**What the task asks**
Exactly as written, quote every line that follows, skipping the images.

**Material for this task**
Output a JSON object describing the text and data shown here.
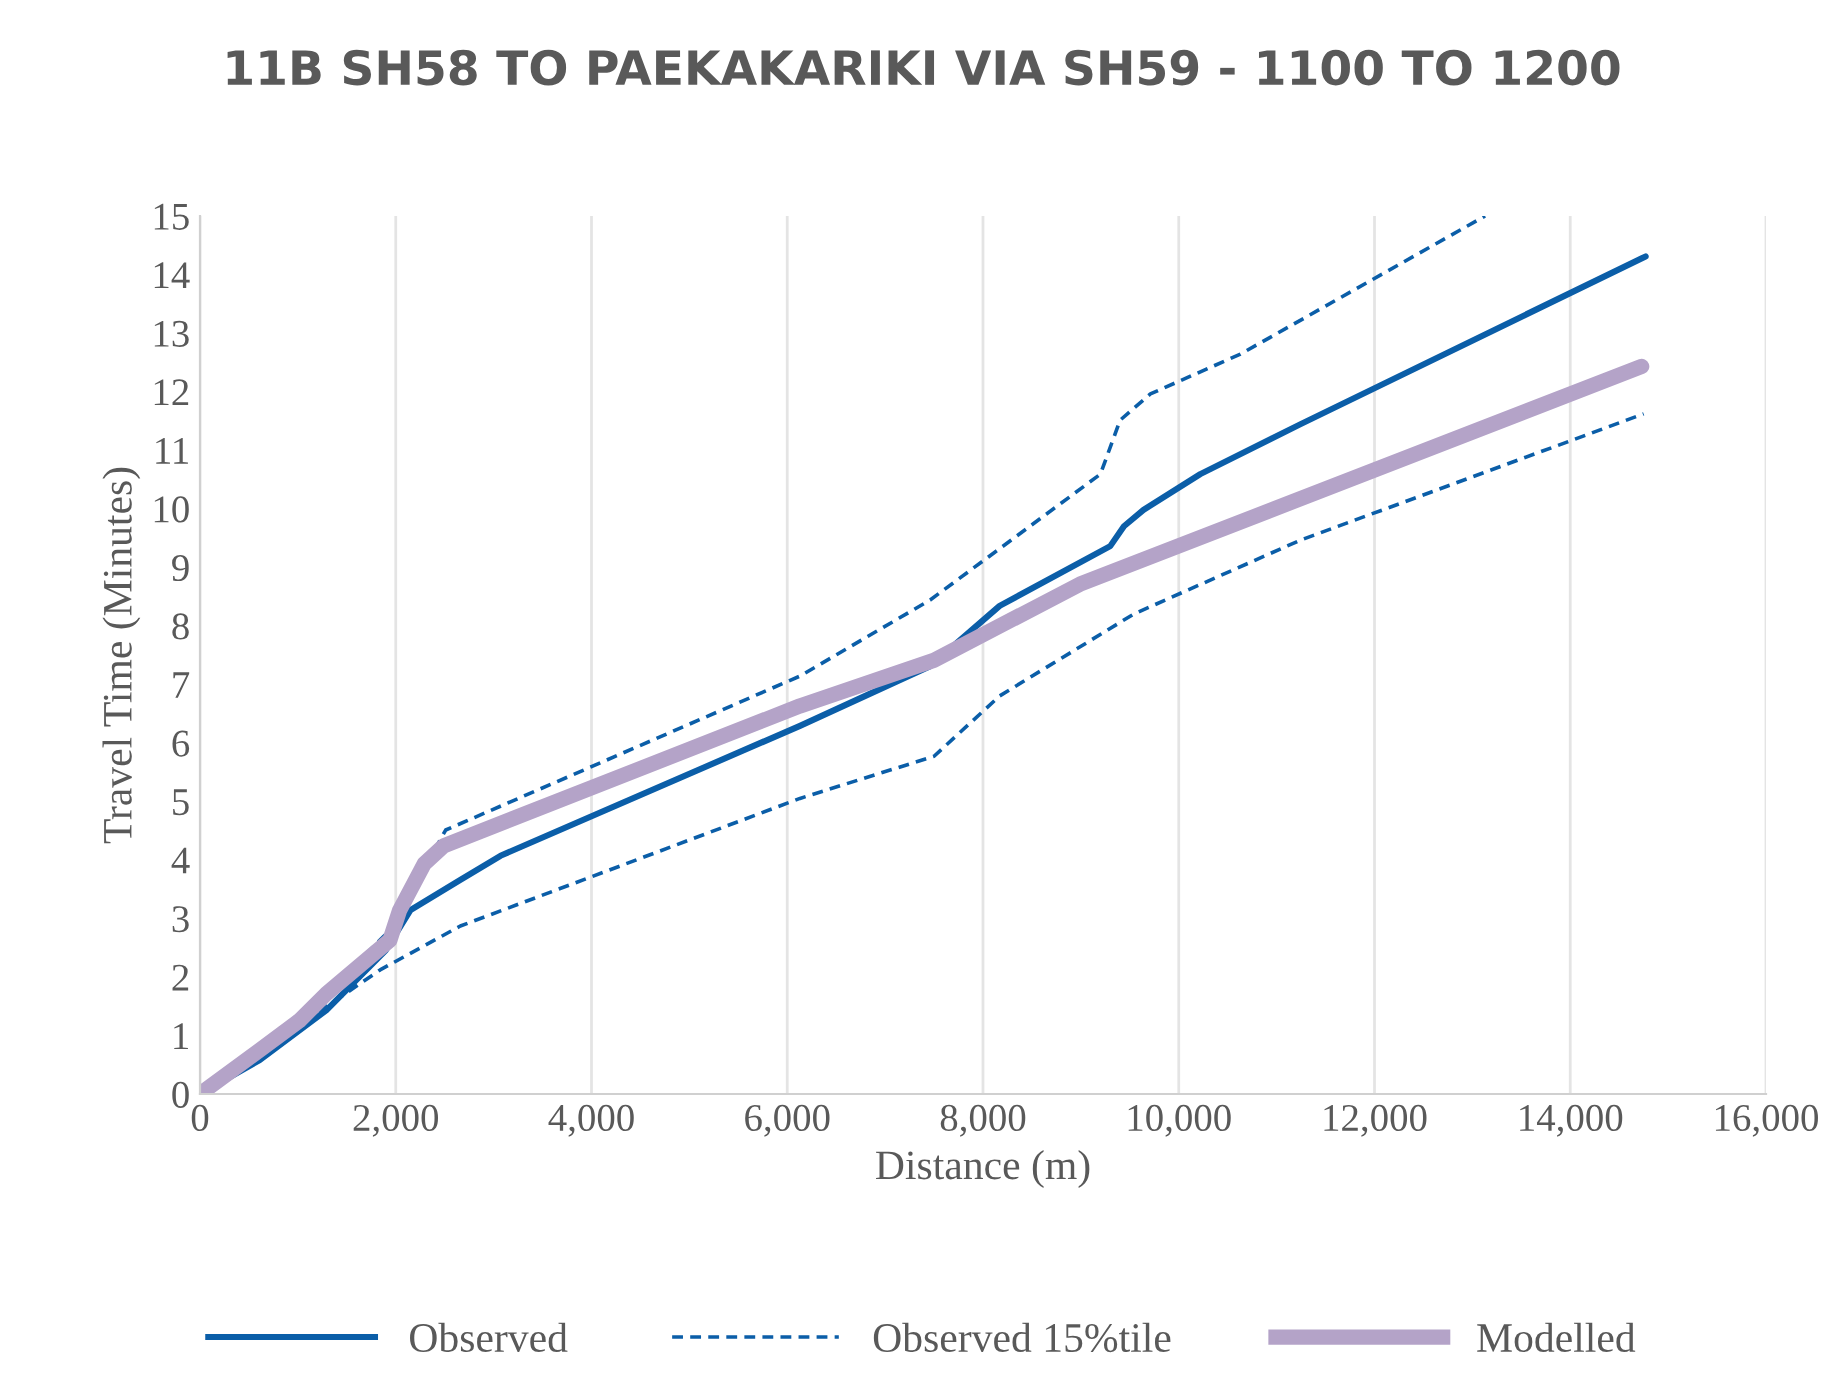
{
  "chart_data": {
    "type": "line",
    "title": "11B SH58 TO PAEKAKARIKI VIA SH59 - 1100 TO 1200",
    "xlabel": "Distance (m)",
    "ylabel": "Travel Time (Minutes)",
    "xlim": [
      0,
      16000
    ],
    "xticks": [
      {
        "value": 0,
        "label": "0"
      },
      {
        "value": 2000,
        "label": "2,000"
      },
      {
        "value": 4000,
        "label": "4,000"
      },
      {
        "value": 6000,
        "label": "6,000"
      },
      {
        "value": 8000,
        "label": "8,000"
      },
      {
        "value": 10000,
        "label": "10,000"
      },
      {
        "value": 12000,
        "label": "12,000"
      },
      {
        "value": 14000,
        "label": "14,000"
      },
      {
        "value": 16000,
        "label": "16,000"
      }
    ],
    "ylim": [
      0,
      15
    ],
    "yticks": [
      0,
      1,
      2,
      3,
      4,
      5,
      6,
      7,
      8,
      9,
      10,
      11,
      12,
      13,
      14,
      15
    ],
    "grid": "x",
    "legend": "bottom",
    "series": [
      {
        "name": "Observed",
        "color": "#0b5ea8",
        "line_style": "solid",
        "x": [
          0,
          610,
          1290,
          1900,
          2150,
          2660,
          3070,
          6130,
          7460,
          8170,
          9300,
          9440,
          9640,
          10220,
          11240,
          14770
        ],
        "values": [
          0,
          0.58,
          1.43,
          2.46,
          3.14,
          3.66,
          4.07,
          6.29,
          7.31,
          8.34,
          9.36,
          9.7,
          9.98,
          10.59,
          11.44,
          14.31
        ]
      },
      {
        "name": "Observed 15%tile",
        "color": "#0b5ea8",
        "line_style": "dashed",
        "x": [
          0,
          610,
          1290,
          1940,
          2510,
          6130,
          7460,
          9200,
          9400,
          9710,
          10630,
          13130
        ],
        "values": [
          0,
          0.75,
          1.71,
          2.8,
          4.51,
          7.14,
          8.44,
          10.59,
          11.51,
          11.96,
          12.64,
          15.0
        ]
      },
      {
        "color": "#0b5ea8",
        "line_style": "dashed",
        "x": [
          0,
          200,
          1840,
          2660,
          6130,
          7500,
          8170,
          9540,
          11240,
          14750
        ],
        "values": [
          0,
          0.24,
          2.12,
          2.87,
          5.05,
          5.77,
          6.8,
          8.2,
          9.46,
          11.62
        ]
      },
      {
        "name": "Modelled",
        "color": "#b4a3c8",
        "line_style": "solid",
        "x": [
          0,
          610,
          1020,
          1290,
          1940,
          2040,
          2290,
          2490,
          6130,
          7500,
          8990,
          14730
        ],
        "values": [
          0,
          0.75,
          1.26,
          1.71,
          2.63,
          3.14,
          3.93,
          4.24,
          6.63,
          7.41,
          8.71,
          12.43
        ]
      }
    ]
  }
}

**Answer to this exercise**
Output a JSON object describing the text and data shown here.
{
  "chart_data": {
    "type": "line",
    "title": "11B SH58 TO PAEKAKARIKI VIA SH59 - 1100 TO 1200",
    "xlabel": "Distance (m)",
    "ylabel": "Travel Time (Minutes)",
    "xlim": [
      0,
      16000
    ],
    "xticks": [
      {
        "value": 0,
        "label": "0"
      },
      {
        "value": 2000,
        "label": "2,000"
      },
      {
        "value": 4000,
        "label": "4,000"
      },
      {
        "value": 6000,
        "label": "6,000"
      },
      {
        "value": 8000,
        "label": "8,000"
      },
      {
        "value": 10000,
        "label": "10,000"
      },
      {
        "value": 12000,
        "label": "12,000"
      },
      {
        "value": 14000,
        "label": "14,000"
      },
      {
        "value": 16000,
        "label": "16,000"
      }
    ],
    "ylim": [
      0,
      15
    ],
    "yticks": [
      0,
      1,
      2,
      3,
      4,
      5,
      6,
      7,
      8,
      9,
      10,
      11,
      12,
      13,
      14,
      15
    ],
    "grid": "x",
    "legend": "bottom",
    "series": [
      {
        "name": "Observed",
        "color": "#0b5ea8",
        "line_style": "solid",
        "x": [
          0,
          610,
          1290,
          1900,
          2150,
          2660,
          3070,
          6130,
          7460,
          8170,
          9300,
          9440,
          9640,
          10220,
          11240,
          14770
        ],
        "values": [
          0,
          0.58,
          1.43,
          2.46,
          3.14,
          3.66,
          4.07,
          6.29,
          7.31,
          8.34,
          9.36,
          9.7,
          9.98,
          10.59,
          11.44,
          14.31
        ]
      },
      {
        "name": "Observed 15%tile",
        "color": "#0b5ea8",
        "line_style": "dashed",
        "x": [
          0,
          610,
          1290,
          1940,
          2510,
          6130,
          7460,
          9200,
          9400,
          9710,
          10630,
          13130
        ],
        "values": [
          0,
          0.75,
          1.71,
          2.8,
          4.51,
          7.14,
          8.44,
          10.59,
          11.51,
          11.96,
          12.64,
          15.0
        ]
      },
      {
        "color": "#0b5ea8",
        "line_style": "dashed",
        "x": [
          0,
          200,
          1840,
          2660,
          6130,
          7500,
          8170,
          9540,
          11240,
          14750
        ],
        "values": [
          0,
          0.24,
          2.12,
          2.87,
          5.05,
          5.77,
          6.8,
          8.2,
          9.46,
          11.62
        ]
      },
      {
        "name": "Modelled",
        "color": "#b4a3c8",
        "line_style": "solid",
        "x": [
          0,
          610,
          1020,
          1290,
          1940,
          2040,
          2290,
          2490,
          6130,
          7500,
          8990,
          14730
        ],
        "values": [
          0,
          0.75,
          1.26,
          1.71,
          2.63,
          3.14,
          3.93,
          4.24,
          6.63,
          7.41,
          8.71,
          12.43
        ]
      }
    ]
  }
}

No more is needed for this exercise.